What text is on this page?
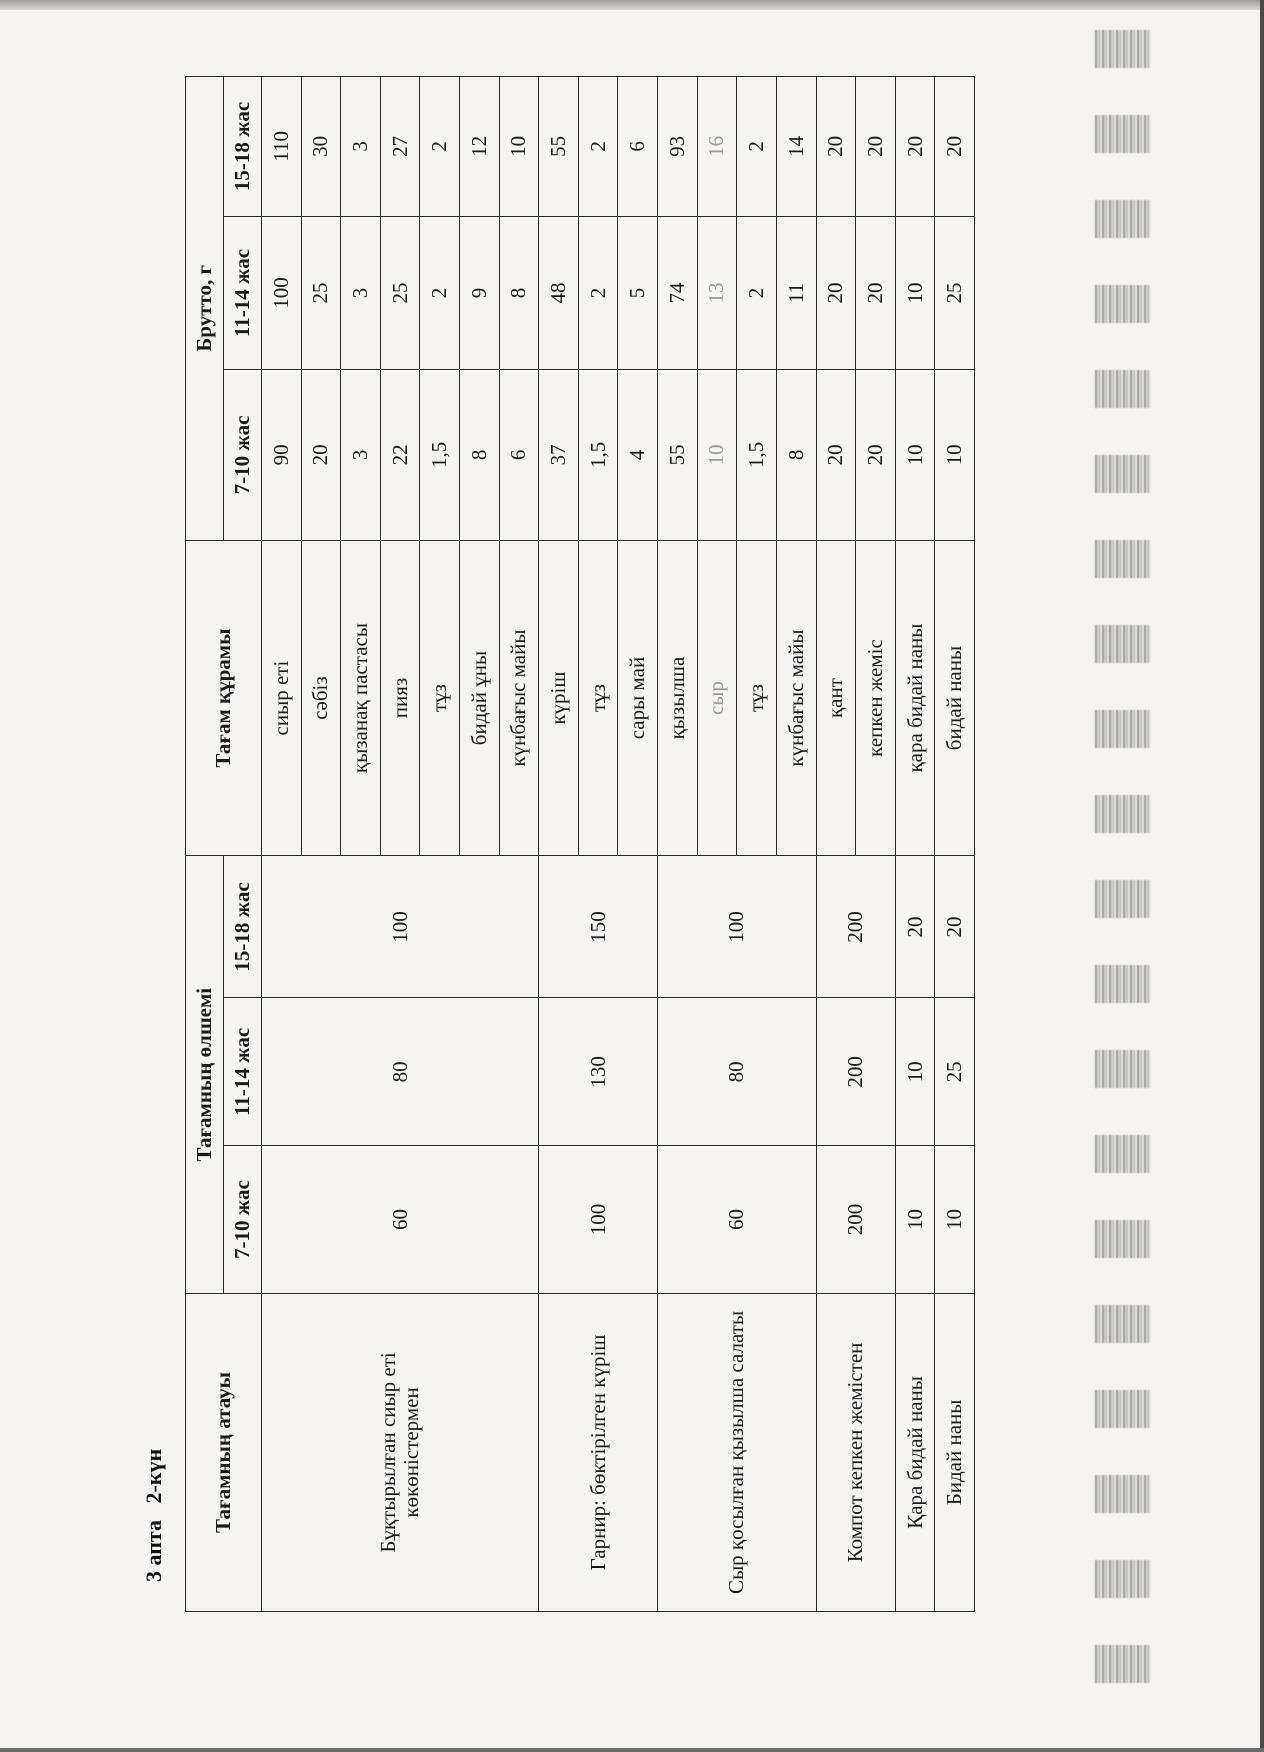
3 апта   2-күн Тағамның атауы	Тағамның өлшемі			Тағам құрамы	Брутто, г		
	7-10 жас	11-14 жас	15-18 жас		7-10 жас	11-14 жас	15-18 жас
Бұқтырылған сиыр еті көкөністермен	60	80	100	сиыр еті	90	100	110
				сәбіз	20	25	30
				қызанақ пастасы	3	3	3
				пияз	22	25	27
				тұз	1,5	2	2
				бидай ұны	8	9	12
				күнбағыс майы	6	8	10
Гарнир: бөктірілген күріш	100	130	150	күріш	37	48	55
				тұз	1,5	2	2
				сары май	4	5	6
Сыр қосылған қызылша салаты	60	80	100	қызылша	55	74	93
				сыр	10	13	16
				тұз	1,5	2	2
				күнбағыс майы	8	11	14
Компот кепкен жемістен	200	200	200	қант	20	20	20
				кепкен жеміс	20	20	20
Қара бидай наны	10	10	20	қара бидай наны	10	10	20
Бидай наны	10	25	20	бидай наны	10	25	20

· · ·

Report how many lines hold the string "кепкен", giving the number and nothing else.

2